=== Given information ===

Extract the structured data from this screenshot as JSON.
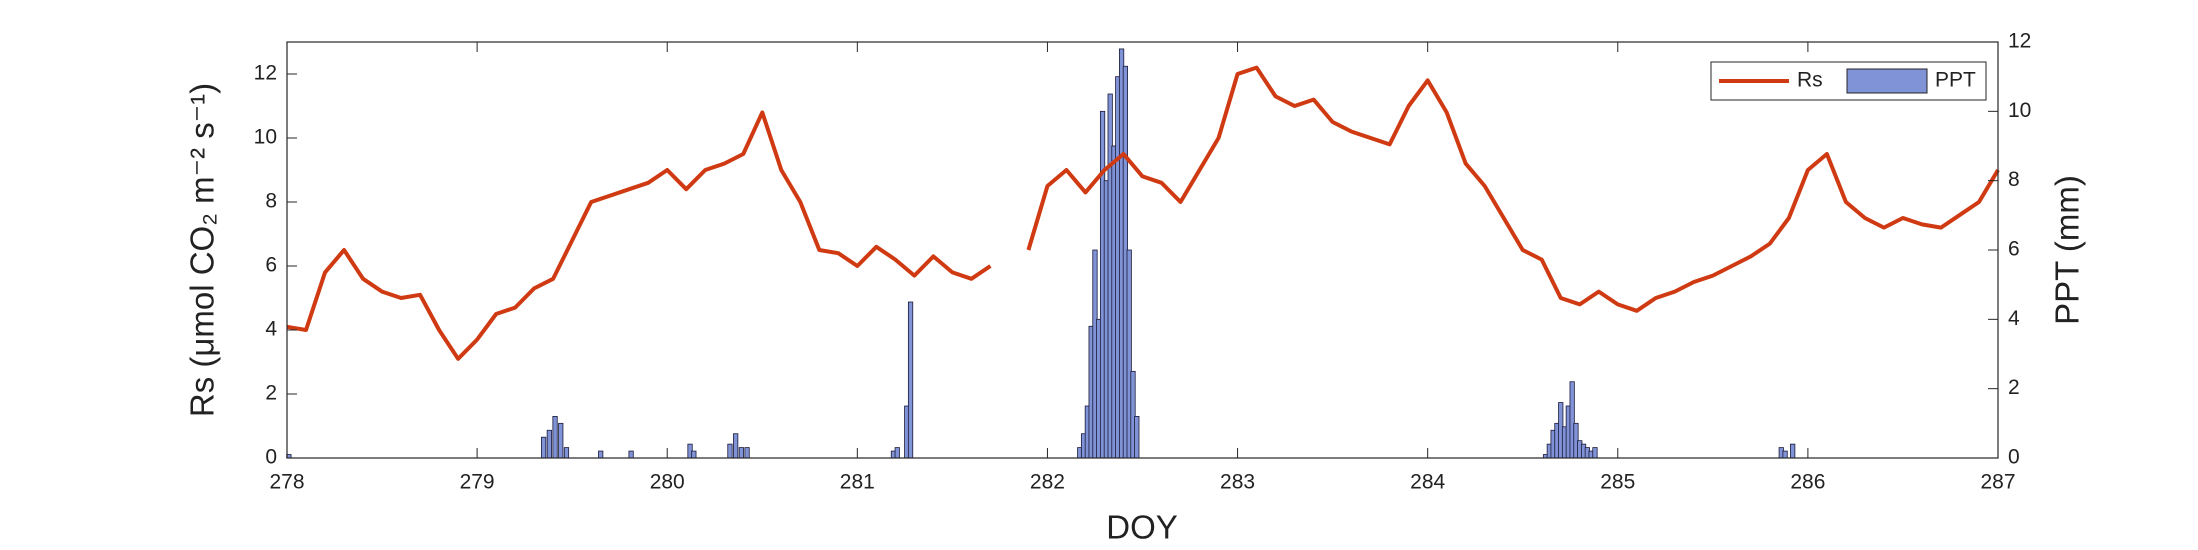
{
  "chart_data": {
    "type": "combo",
    "x_label": "DOY",
    "y_label": "Rs (μmol CO₂ m⁻² s⁻¹)",
    "y2_label": "PPT (mm)",
    "xlim": [
      278,
      287
    ],
    "xticks": [
      278,
      279,
      280,
      281,
      282,
      283,
      284,
      285,
      286,
      287
    ],
    "ylim": [
      0,
      13
    ],
    "yticks": [
      0,
      2,
      4,
      6,
      8,
      10,
      12
    ],
    "y2lim": [
      0,
      12
    ],
    "y2ticks": [
      0,
      2,
      4,
      6,
      8,
      10,
      12
    ],
    "legend": "upper right",
    "series": [
      {
        "name": "Rs",
        "type": "line",
        "color": "#d03a12",
        "x": [
          278.0,
          278.1,
          278.2,
          278.3,
          278.4,
          278.5,
          278.6,
          278.7,
          278.8,
          278.9,
          279.0,
          279.1,
          279.2,
          279.3,
          279.4,
          279.5,
          279.6,
          279.7,
          279.8,
          279.9,
          280.0,
          280.1,
          280.2,
          280.3,
          280.4,
          280.5,
          280.6,
          280.7,
          280.8,
          280.9,
          281.0,
          281.1,
          281.2,
          281.3,
          281.4,
          281.5,
          281.6,
          281.7,
          281.8,
          281.9,
          282.0,
          282.1,
          282.2,
          282.3,
          282.4,
          282.5,
          282.6,
          282.7,
          282.8,
          282.9,
          283.0,
          283.1,
          283.2,
          283.3,
          283.4,
          283.5,
          283.6,
          283.7,
          283.8,
          283.9,
          284.0,
          284.1,
          284.2,
          284.3,
          284.4,
          284.5,
          284.6,
          284.7,
          284.8,
          284.9,
          285.0,
          285.1,
          285.2,
          285.3,
          285.4,
          285.5,
          285.6,
          285.7,
          285.8,
          285.9,
          286.0,
          286.1,
          286.2,
          286.3,
          286.4,
          286.5,
          286.6,
          286.7,
          286.8,
          286.9,
          287.0
        ],
        "values": [
          4.1,
          4.0,
          5.8,
          6.5,
          5.6,
          5.2,
          5.0,
          5.1,
          4.0,
          3.1,
          3.7,
          4.5,
          4.7,
          5.3,
          5.6,
          6.8,
          8.0,
          8.2,
          8.4,
          8.6,
          9.0,
          8.4,
          9.0,
          9.2,
          9.5,
          10.8,
          9.0,
          8.0,
          6.5,
          6.4,
          6.0,
          6.6,
          6.2,
          5.7,
          6.3,
          5.8,
          5.6,
          6.0,
          null,
          6.5,
          8.5,
          9.0,
          8.3,
          9.0,
          9.5,
          8.8,
          8.6,
          8.0,
          9.0,
          10.0,
          12.0,
          12.2,
          11.3,
          11.0,
          11.2,
          10.5,
          10.2,
          10.0,
          9.8,
          11.0,
          11.8,
          10.8,
          9.2,
          8.5,
          7.5,
          6.5,
          6.2,
          5.0,
          4.8,
          5.2,
          4.8,
          4.6,
          5.0,
          5.2,
          5.5,
          5.7,
          6.0,
          6.3,
          6.7,
          7.5,
          9.0,
          9.5,
          8.0,
          7.5,
          7.2,
          7.5,
          7.3,
          7.2,
          7.6,
          8.0,
          9.0
        ]
      },
      {
        "name": "PPT",
        "type": "bar",
        "axis": "y2",
        "color": "#8093d6",
        "x": [
          278.01,
          279.35,
          279.38,
          279.41,
          279.44,
          279.47,
          279.65,
          279.81,
          280.12,
          280.14,
          280.33,
          280.36,
          280.39,
          280.42,
          281.19,
          281.21,
          281.26,
          281.28,
          282.17,
          282.19,
          282.21,
          282.23,
          282.25,
          282.27,
          282.29,
          282.31,
          282.33,
          282.35,
          282.37,
          282.39,
          282.41,
          282.43,
          282.45,
          282.47,
          284.62,
          284.64,
          284.66,
          284.68,
          284.7,
          284.72,
          284.74,
          284.76,
          284.78,
          284.8,
          284.82,
          284.84,
          284.86,
          284.88,
          285.86,
          285.88,
          285.92
        ],
        "values": [
          0.1,
          0.6,
          0.8,
          1.2,
          1.0,
          0.3,
          0.2,
          0.2,
          0.4,
          0.2,
          0.4,
          0.7,
          0.3,
          0.3,
          0.2,
          0.3,
          1.5,
          4.5,
          0.3,
          0.7,
          1.5,
          3.8,
          6.0,
          4.0,
          10.0,
          8.0,
          10.5,
          9.0,
          11.0,
          11.8,
          11.3,
          6.0,
          2.5,
          1.2,
          0.1,
          0.4,
          0.8,
          1.0,
          1.6,
          0.9,
          1.5,
          2.2,
          1.0,
          0.5,
          0.4,
          0.3,
          0.2,
          0.3,
          0.3,
          0.2,
          0.4
        ]
      }
    ]
  }
}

=== Goal of the exercise ===
Each entry above is to be written out again unchanged, apart from the pictures, which are left out.

=== Solution for this exercise ===
Extract the structured data from this screenshot as JSON.
{
  "chart_data": {
    "type": "combo",
    "x_label": "DOY",
    "y_label": "Rs (μmol CO₂ m⁻² s⁻¹)",
    "y2_label": "PPT (mm)",
    "xlim": [
      278,
      287
    ],
    "xticks": [
      278,
      279,
      280,
      281,
      282,
      283,
      284,
      285,
      286,
      287
    ],
    "ylim": [
      0,
      13
    ],
    "yticks": [
      0,
      2,
      4,
      6,
      8,
      10,
      12
    ],
    "y2lim": [
      0,
      12
    ],
    "y2ticks": [
      0,
      2,
      4,
      6,
      8,
      10,
      12
    ],
    "legend": "upper right",
    "series": [
      {
        "name": "Rs",
        "type": "line",
        "color": "#d03a12",
        "x": [
          278.0,
          278.1,
          278.2,
          278.3,
          278.4,
          278.5,
          278.6,
          278.7,
          278.8,
          278.9,
          279.0,
          279.1,
          279.2,
          279.3,
          279.4,
          279.5,
          279.6,
          279.7,
          279.8,
          279.9,
          280.0,
          280.1,
          280.2,
          280.3,
          280.4,
          280.5,
          280.6,
          280.7,
          280.8,
          280.9,
          281.0,
          281.1,
          281.2,
          281.3,
          281.4,
          281.5,
          281.6,
          281.7,
          281.8,
          281.9,
          282.0,
          282.1,
          282.2,
          282.3,
          282.4,
          282.5,
          282.6,
          282.7,
          282.8,
          282.9,
          283.0,
          283.1,
          283.2,
          283.3,
          283.4,
          283.5,
          283.6,
          283.7,
          283.8,
          283.9,
          284.0,
          284.1,
          284.2,
          284.3,
          284.4,
          284.5,
          284.6,
          284.7,
          284.8,
          284.9,
          285.0,
          285.1,
          285.2,
          285.3,
          285.4,
          285.5,
          285.6,
          285.7,
          285.8,
          285.9,
          286.0,
          286.1,
          286.2,
          286.3,
          286.4,
          286.5,
          286.6,
          286.7,
          286.8,
          286.9,
          287.0
        ],
        "values": [
          4.1,
          4.0,
          5.8,
          6.5,
          5.6,
          5.2,
          5.0,
          5.1,
          4.0,
          3.1,
          3.7,
          4.5,
          4.7,
          5.3,
          5.6,
          6.8,
          8.0,
          8.2,
          8.4,
          8.6,
          9.0,
          8.4,
          9.0,
          9.2,
          9.5,
          10.8,
          9.0,
          8.0,
          6.5,
          6.4,
          6.0,
          6.6,
          6.2,
          5.7,
          6.3,
          5.8,
          5.6,
          6.0,
          null,
          6.5,
          8.5,
          9.0,
          8.3,
          9.0,
          9.5,
          8.8,
          8.6,
          8.0,
          9.0,
          10.0,
          12.0,
          12.2,
          11.3,
          11.0,
          11.2,
          10.5,
          10.2,
          10.0,
          9.8,
          11.0,
          11.8,
          10.8,
          9.2,
          8.5,
          7.5,
          6.5,
          6.2,
          5.0,
          4.8,
          5.2,
          4.8,
          4.6,
          5.0,
          5.2,
          5.5,
          5.7,
          6.0,
          6.3,
          6.7,
          7.5,
          9.0,
          9.5,
          8.0,
          7.5,
          7.2,
          7.5,
          7.3,
          7.2,
          7.6,
          8.0,
          9.0
        ]
      },
      {
        "name": "PPT",
        "type": "bar",
        "axis": "y2",
        "color": "#8093d6",
        "x": [
          278.01,
          279.35,
          279.38,
          279.41,
          279.44,
          279.47,
          279.65,
          279.81,
          280.12,
          280.14,
          280.33,
          280.36,
          280.39,
          280.42,
          281.19,
          281.21,
          281.26,
          281.28,
          282.17,
          282.19,
          282.21,
          282.23,
          282.25,
          282.27,
          282.29,
          282.31,
          282.33,
          282.35,
          282.37,
          282.39,
          282.41,
          282.43,
          282.45,
          282.47,
          284.62,
          284.64,
          284.66,
          284.68,
          284.7,
          284.72,
          284.74,
          284.76,
          284.78,
          284.8,
          284.82,
          284.84,
          284.86,
          284.88,
          285.86,
          285.88,
          285.92
        ],
        "values": [
          0.1,
          0.6,
          0.8,
          1.2,
          1.0,
          0.3,
          0.2,
          0.2,
          0.4,
          0.2,
          0.4,
          0.7,
          0.3,
          0.3,
          0.2,
          0.3,
          1.5,
          4.5,
          0.3,
          0.7,
          1.5,
          3.8,
          6.0,
          4.0,
          10.0,
          8.0,
          10.5,
          9.0,
          11.0,
          11.8,
          11.3,
          6.0,
          2.5,
          1.2,
          0.1,
          0.4,
          0.8,
          1.0,
          1.6,
          0.9,
          1.5,
          2.2,
          1.0,
          0.5,
          0.4,
          0.3,
          0.2,
          0.3,
          0.3,
          0.2,
          0.4
        ]
      }
    ]
  }
}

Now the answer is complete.